Quote the listing in full, exactly as given, minus any pictures.

= Data to use =
━━━━

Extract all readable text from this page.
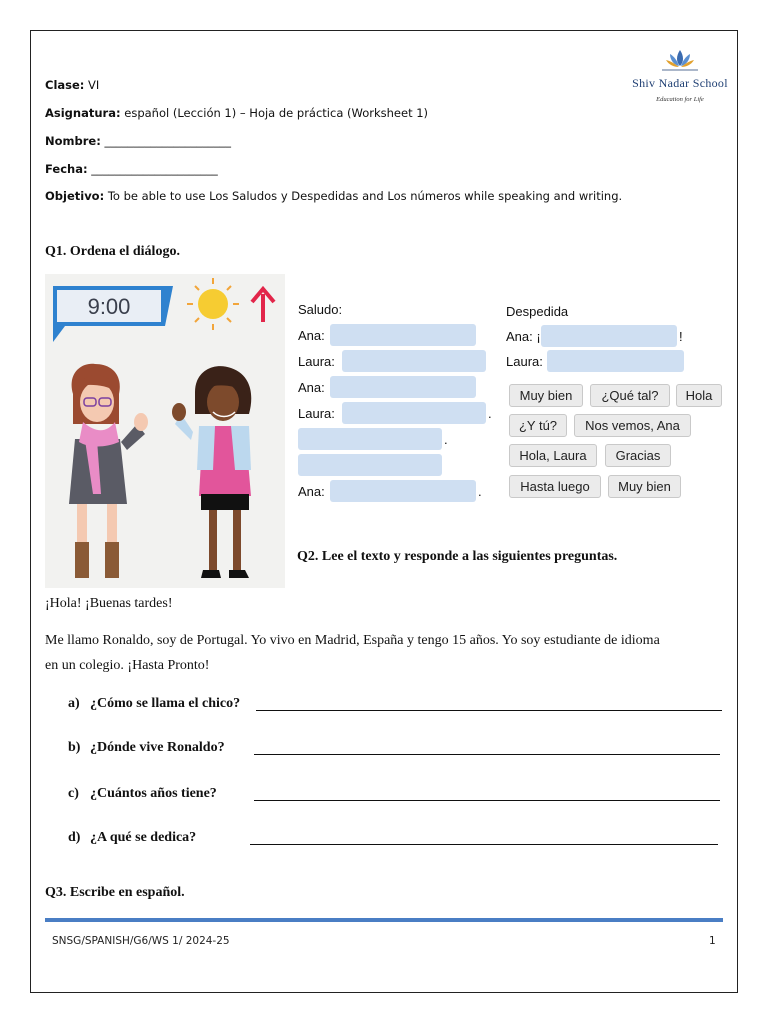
Shiv Nadar School
Education for Life
Clase: VI
Asignatura: español (Lección 1) – Hoja de práctica (Worksheet 1)
Nombre: ______________________
Fecha: ______________________
Objetivo: To be able to use Los Saludos y Despedidas and Los números while speaking and writing.
Q1. Ordena el diálogo.
9:00	Saludo:
Ana:
Laura:
Ana:
Laura:	.
.
Ana:	.
Despedida
Ana: ¡	!
Laura:
Muy bien	¿Qué tal?	Hola
¿Y tú?	Nos vemos, Ana
Hola, Laura	Gracias
Hasta luego	Muy bien
Q2. Lee el texto y responde a las siguientes preguntas.
¡Hola! ¡Buenas tardes!
Me llamo Ronaldo, soy de Portugal. Yo vivo en Madrid, España y tengo 15 años. Yo soy estudiante de idioma
en un colegio. ¡Hasta Pronto!
a) ¿Cómo se llama el chico?
b) ¿Dónde vive Ronaldo?
c) ¿Cuántos años tiene?
d) ¿A qué se dedica?
Q3. Escribe en español.
SNSG/SPANISH/G6/WS 1/ 2024-25	1
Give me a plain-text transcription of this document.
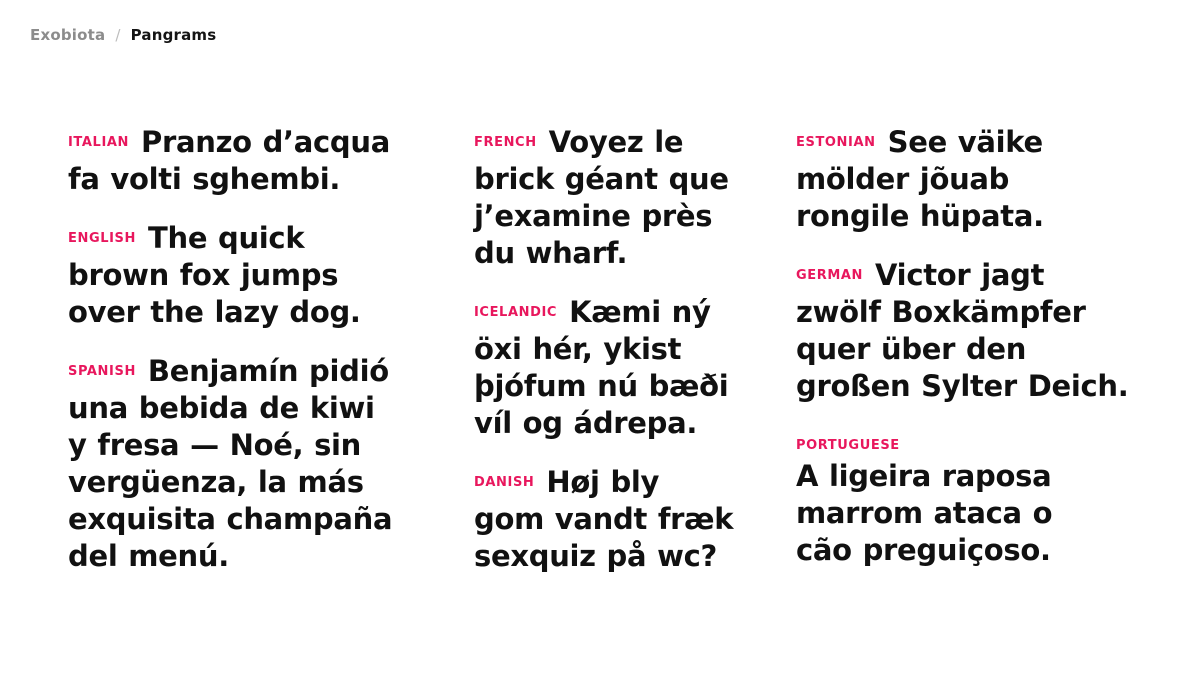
Exobiota / Pangrams
$^{ITALIAN}$ Pranzo d’acqua
fa volti sghembi.
$^{ENGLISH}$ The quick
brown fox jumps
over the lazy dog.
$^{SPANISH}$ Benjamín pidió
una bebida de kiwi
y fresa — Noé, sin
vergüenza, la más
exquisita champaña
del menú.
$^{FRENCH}$ Voyez le
brick géant que
j’examine près
du wharf.
$^{ICELANDIC}$ Kæmi ný
öxi hér, ykist
þjófum nú bæði
víl og ádrepa.
$^{DANISH}$ Høj bly
gom vandt fræk
sexquiz på wc?
$^{ESTONIAN}$ See väike
mölder jõuab
rongile hüpata.
$^{GERMAN}$ Victor jagt
zwölf Boxkämpfer
quer über den
großen Sylter Deich.
PORTUGUESE
A ligeira raposa
marrom ataca o
cão preguiçoso.
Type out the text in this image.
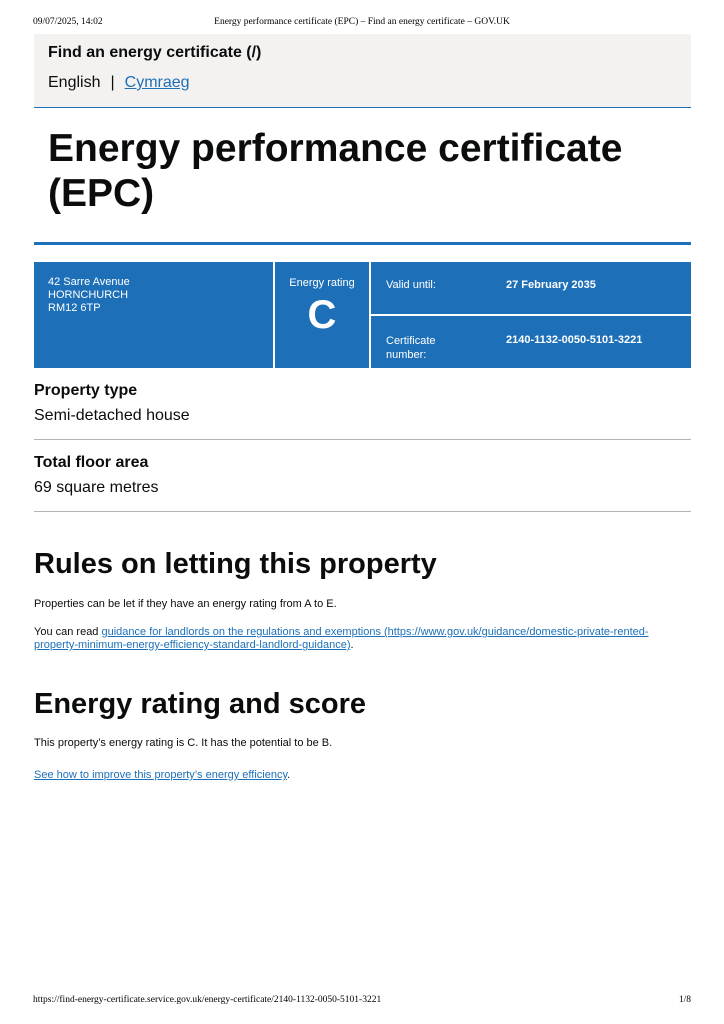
09/07/2025, 14:02	Energy performance certificate (EPC) – Find an energy certificate – GOV.UK
Find an energy certificate (/)
English | Cymraeg
Energy performance certificate (EPC)
42 Sarre Avenue
HORNCHURCH
RM12 6TP
Energy rating
C
Valid until:	27 February 2035
Certificate number:
2140-1132-0050-5101-3221
Property type
Semi-detached house
Total floor area
69 square metres
Rules on letting this property

Properties can be let if they have an energy rating from A to E.

You can read guidance for landlords on the regulations and exemptions (https://www.gov.uk/guidance/domestic-private-rented-property-minimum-energy-efficiency-standard-landlord-guidance).

Energy rating and score

This property’s energy rating is C. It has the potential to be B.

See how to improve this property’s energy efficiency.

https://find-energy-certificate.service.gov.uk/energy-certificate/2140-1132-0050-5101-3221	1/8
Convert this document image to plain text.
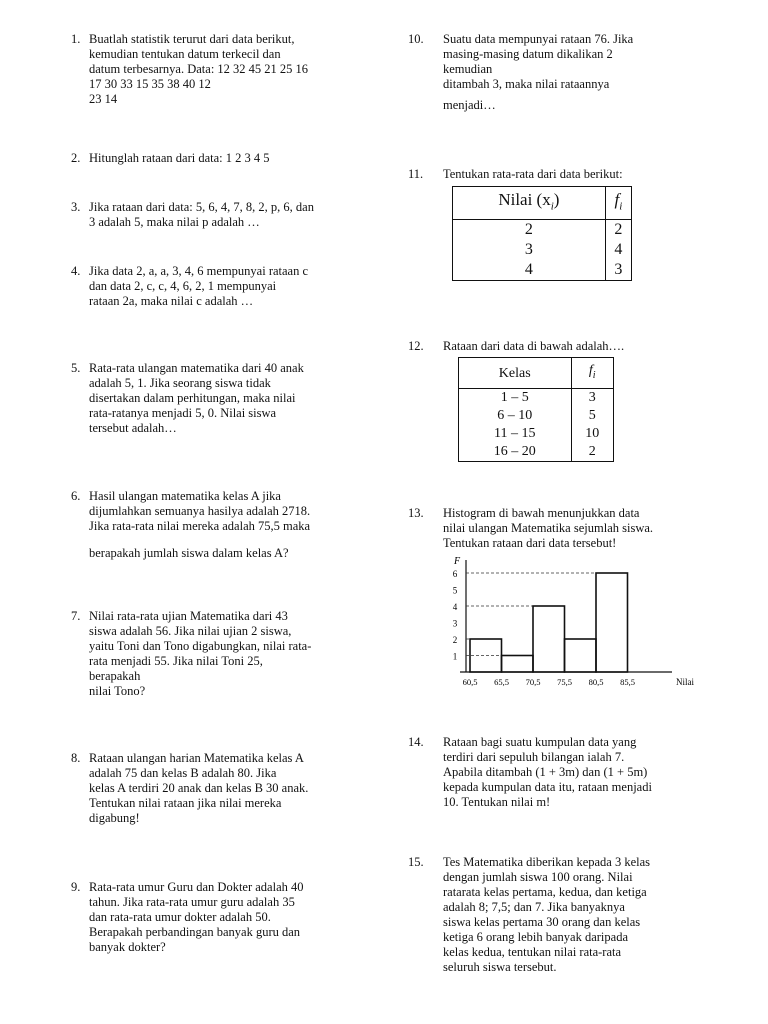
1. Buatlah statistik terurut dari data berikut,
kemudian tentukan datum terkecil dan
datum terbesarnya. Data: 12 32 45 21 25 16
17 30 33 15 35 38 40 12
23 14
2. Hitunglah rataan dari data: 1 2 3 4 5
3. Jika rataan dari data: 5, 6, 4, 7, 8, 2, p, 6, dan
3 adalah 5, maka nilai p adalah …
4. Jika data 2, a, a, 3, 4, 6 mempunyai rataan c
dan data 2, c, c, 4, 6, 2, 1 mempunyai
rataan 2a, maka nilai c adalah …
5. Rata-rata ulangan matematika dari 40 anak
adalah 5, 1. Jika seorang siswa tidak
disertakan dalam perhitungan, maka nilai
rata-ratanya menjadi 5, 0. Nilai siswa
tersebut adalah…
6. Hasil ulangan matematika kelas A jika
dijumlahkan semuanya hasilya adalah 2718.
Jika rata-rata nilai mereka adalah 75,5 maka
berapakah jumlah siswa dalam kelas A?
7. Nilai rata-rata ujian Matematika dari 43
siswa adalah 56. Jika nilai ujian 2 siswa,
yaitu Toni dan Tono digabungkan, nilai rata-
rata menjadi 55. Jika nilai Toni 25,
berapakah
nilai Tono?
8. Rataan ulangan harian Matematika kelas A
adalah 75 dan kelas B adalah 80. Jika
kelas A terdiri 20 anak dan kelas B 30 anak.
Tentukan nilai rataan jika nilai mereka
digabung!
9. Rata-rata umur Guru dan Dokter adalah 40
tahun. Jika rata-rata umur guru adalah 35
dan rata-rata umur dokter adalah 50.
Berapakah perbandingan banyak guru dan
banyak dokter?
10. Suatu data mempunyai rataan 76. Jika
masing-masing datum dikalikan 2
kemudian
ditambah 3, maka nilai rataannya
menjadi…
11. Tentukan rata-rata dari data berikut:
Nilai $(x_i)$	$f_i$
2	2
3	4
4	3
12. Rataan dari data di bawah adalah….
Kelas	$f_i$
1 – 5	3
6 – 10	5
11 – 15	10
16 – 20	2
13. Histogram di bawah menunjukkan data
nilai ulangan Matematika sejumlah siswa.
Tentukan rataan dari data tersebut!
F
Nilai
1
2
3
4
5
6
60,5 65,5 70,5 75,5 80,5 85,5
14. Rataan bagi suatu kumpulan data yang
terdiri dari sepuluh bilangan ialah 7.
Apabila ditambah (1 + 3m) dan (1 + 5m)
kepada kumpulan data itu, rataan menjadi
10. Tentukan nilai m!
15. Tes Matematika diberikan kepada 3 kelas
dengan jumlah siswa 100 orang. Nilai
ratarata kelas pertama, kedua, dan ketiga
adalah 8; 7,5; dan 7. Jika banyaknya
siswa kelas pertama 30 orang dan kelas
ketiga 6 orang lebih banyak daripada
kelas kedua, tentukan nilai rata-rata
seluruh siswa tersebut.
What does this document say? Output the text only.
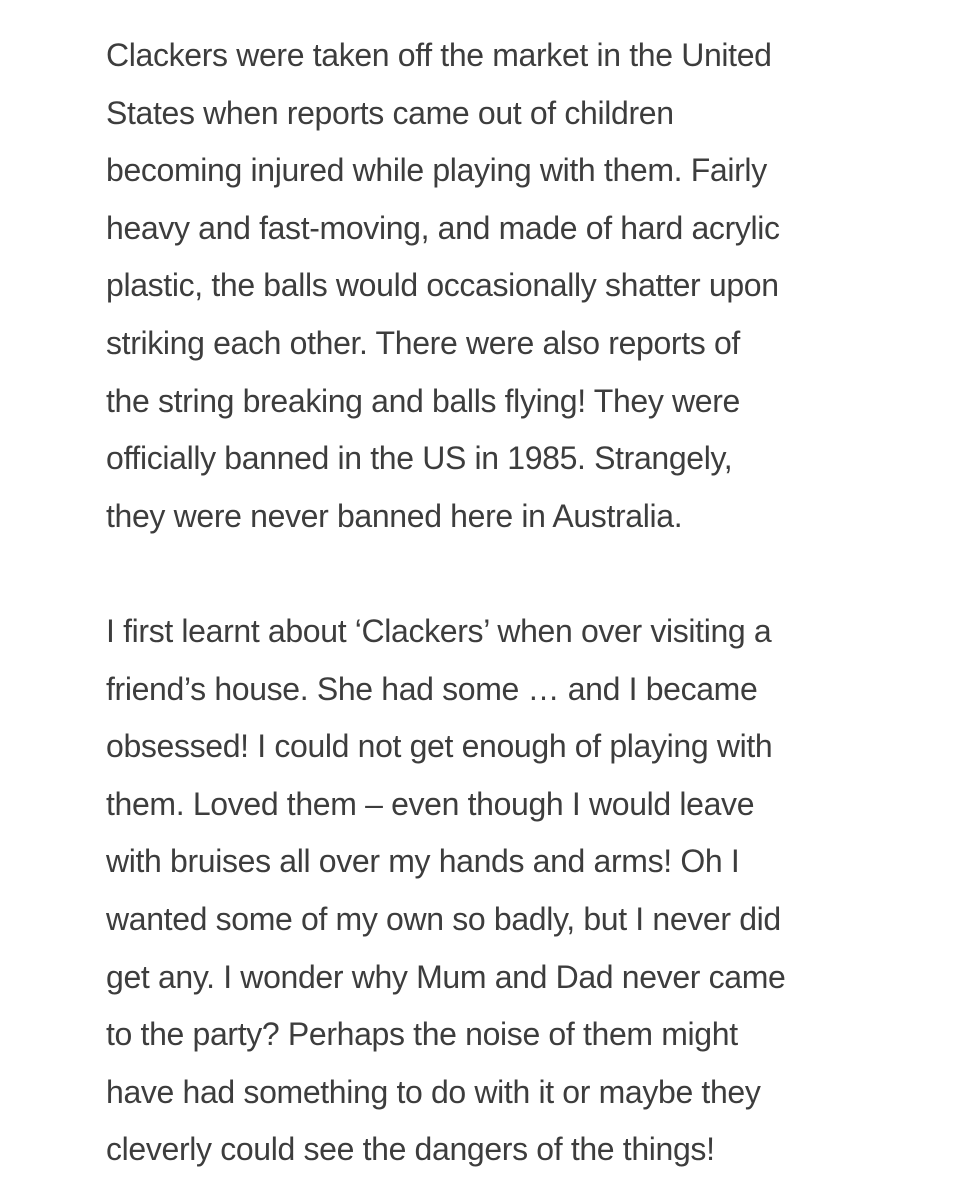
Clackers were taken off the market in the United
States when reports came out of children
becoming injured while playing with them. Fairly
heavy and fast-moving, and made of hard acrylic
plastic, the balls would occasionally shatter upon
striking each other. There were also reports of
the string breaking and balls flying! They were
officially banned in the US in 1985. Strangely,
they were never banned here in Australia.

I first learnt about ‘Clackers’ when over visiting a
friend’s house. She had some … and I became
obsessed! I could not get enough of playing with
them. Loved them – even though I would leave
with bruises all over my hands and arms! Oh I
wanted some of my own so badly, but I never did
get any. I wonder why Mum and Dad never came
to the party? Perhaps the noise of them might
have had something to do with it or maybe they
cleverly could see the dangers of the things!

━━━━

= Worked solution =
Extract all readable text from this page.
Shiv Nadar School
Education for Life
Clase: VI
Asignatura: español (Lección 1) – Hoja de práctica (Worksheet 1)
Nombre: ______________________
Fecha: ______________________
Objetivo: To be able to use Los Saludos y Despedidas and Los números while speaking and writing.
Q1. Ordena el diálogo.
9:00	Saludo:
Ana:
Laura:
Ana:
Laura:	.
.
Ana:	.
Despedida
Ana: ¡	!
Laura:
Muy bien	¿Qué tal?	Hola
¿Y tú?	Nos vemos, Ana
Hola, Laura	Gracias
Hasta luego	Muy bien
Q2. Lee el texto y responde a las siguientes preguntas.
¡Hola! ¡Buenas tardes!
Me llamo Ronaldo, soy de Portugal. Yo vivo en Madrid, España y tengo 15 años. Yo soy estudiante de idioma
en un colegio. ¡Hasta Pronto!
a) ¿Cómo se llama el chico?
b) ¿Dónde vive Ronaldo?
c) ¿Cuántos años tiene?
d) ¿A qué se dedica?
Q3. Escribe en español.
SNSG/SPANISH/G6/WS 1/ 2024-25	1
Give me a plain-text transcription of this document.
Exobiota / Pangrams
$^{ITALIAN}$ Pranzo d’acqua
fa volti sghembi.
$^{ENGLISH}$ The quick
brown fox jumps
over the lazy dog.
$^{SPANISH}$ Benjamín pidió
una bebida de kiwi
y fresa — Noé, sin
vergüenza, la más
exquisita champaña
del menú.
$^{FRENCH}$ Voyez le
brick géant que
j’examine près
du wharf.
$^{ICELANDIC}$ Kæmi ný
öxi hér, ykist
þjófum nú bæði
víl og ádrepa.
$^{DANISH}$ Høj bly
gom vandt fræk
sexquiz på wc?
$^{ESTONIAN}$ See väike
mölder jõuab
rongile hüpata.
$^{GERMAN}$ Victor jagt
zwölf Boxkämpfer
quer über den
großen Sylter Deich.
PORTUGUESE
A ligeira raposa
marrom ataca o
cão preguiçoso.
Type out the text in this image.
09/07/2025, 14:02	Energy performance certificate (EPC) – Find an energy certificate – GOV.UK
Find an energy certificate (/)
English | Cymraeg
Energy performance certificate (EPC)
42 Sarre Avenue
HORNCHURCH
RM12 6TP
Energy rating
C
Valid until:	27 February 2035
Certificate number:
2140-1132-0050-5101-3221
Property type
Semi-detached house
Total floor area
69 square metres
Rules on letting this property

Properties can be let if they have an energy rating from A to E.

You can read guidance for landlords on the regulations and exemptions (https://www.gov.uk/guidance/domestic-private-rented-property-minimum-energy-efficiency-standard-landlord-guidance).

Energy rating and score

This property’s energy rating is C. It has the potential to be B.

See how to improve this property’s energy efficiency.

https://find-energy-certificate.service.gov.uk/energy-certificate/2140-1132-0050-5101-3221	1/8
Convert this document image to plain text.
1. Buatlah statistik terurut dari data berikut,
kemudian tentukan datum terkecil dan
datum terbesarnya. Data: 12 32 45 21 25 16
17 30 33 15 35 38 40 12
23 14
2. Hitunglah rataan dari data: 1 2 3 4 5
3. Jika rataan dari data: 5, 6, 4, 7, 8, 2, p, 6, dan
3 adalah 5, maka nilai p adalah …
4. Jika data 2, a, a, 3, 4, 6 mempunyai rataan c
dan data 2, c, c, 4, 6, 2, 1 mempunyai
rataan 2a, maka nilai c adalah …
5. Rata-rata ulangan matematika dari 40 anak
adalah 5, 1. Jika seorang siswa tidak
disertakan dalam perhitungan, maka nilai
rata-ratanya menjadi 5, 0. Nilai siswa
tersebut adalah…
6. Hasil ulangan matematika kelas A jika
dijumlahkan semuanya hasilya adalah 2718.
Jika rata-rata nilai mereka adalah 75,5 maka
berapakah jumlah siswa dalam kelas A?
7. Nilai rata-rata ujian Matematika dari 43
siswa adalah 56. Jika nilai ujian 2 siswa,
yaitu Toni dan Tono digabungkan, nilai rata-
rata menjadi 55. Jika nilai Toni 25,
berapakah
nilai Tono?
8. Rataan ulangan harian Matematika kelas A
adalah 75 dan kelas B adalah 80. Jika
kelas A terdiri 20 anak dan kelas B 30 anak.
Tentukan nilai rataan jika nilai mereka
digabung!
9. Rata-rata umur Guru dan Dokter adalah 40
tahun. Jika rata-rata umur guru adalah 35
dan rata-rata umur dokter adalah 50.
Berapakah perbandingan banyak guru dan
banyak dokter?
10. Suatu data mempunyai rataan 76. Jika
masing-masing datum dikalikan 2
kemudian
ditambah 3, maka nilai rataannya
menjadi…
11. Tentukan rata-rata dari data berikut:
Nilai $(x_i)$	$f_i$
2	2
3	4
4	3
12. Rataan dari data di bawah adalah….
Kelas	$f_i$
1 – 5	3
6 – 10	5
11 – 15	10
16 – 20	2
13. Histogram di bawah menunjukkan data
nilai ulangan Matematika sejumlah siswa.
Tentukan rataan dari data tersebut!
F
Nilai
1
2
3
4
5
6
60,5 65,5 70,5 75,5 80,5 85,5
14. Rataan bagi suatu kumpulan data yang
terdiri dari sepuluh bilangan ialah 7.
Apabila ditambah (1 + 3m) dan (1 + 5m)
kepada kumpulan data itu, rataan menjadi
10. Tentukan nilai m!
15. Tes Matematika diberikan kepada 3 kelas
dengan jumlah siswa 100 orang. Nilai
ratarata kelas pertama, kedua, dan ketiga
adalah 8; 7,5; dan 7. Jika banyaknya
siswa kelas pertama 30 orang dan kelas
ketiga 6 orang lebih banyak daripada
kelas kedua, tentukan nilai rata-rata
seluruh siswa tersebut.
What does this document say? Output the text only.
Clackers were taken off the market in the United
States when reports came out of children
becoming injured while playing with them. Fairly
heavy and fast-moving, and made of hard acrylic
plastic, the balls would occasionally shatter upon
striking each other. There were also reports of
the string breaking and balls flying! They were
officially banned in the US in 1985. Strangely,
they were never banned here in Australia.

I first learnt about ‘Clackers’ when over visiting a
friend’s house. She had some … and I became
obsessed! I could not get enough of playing with
them. Loved them – even though I would leave
with bruises all over my hands and arms! Oh I
wanted some of my own so badly, but I never did
get any. I wonder why Mum and Dad never came
to the party? Perhaps the noise of them might
have had something to do with it or maybe they
cleverly could see the dangers of the things!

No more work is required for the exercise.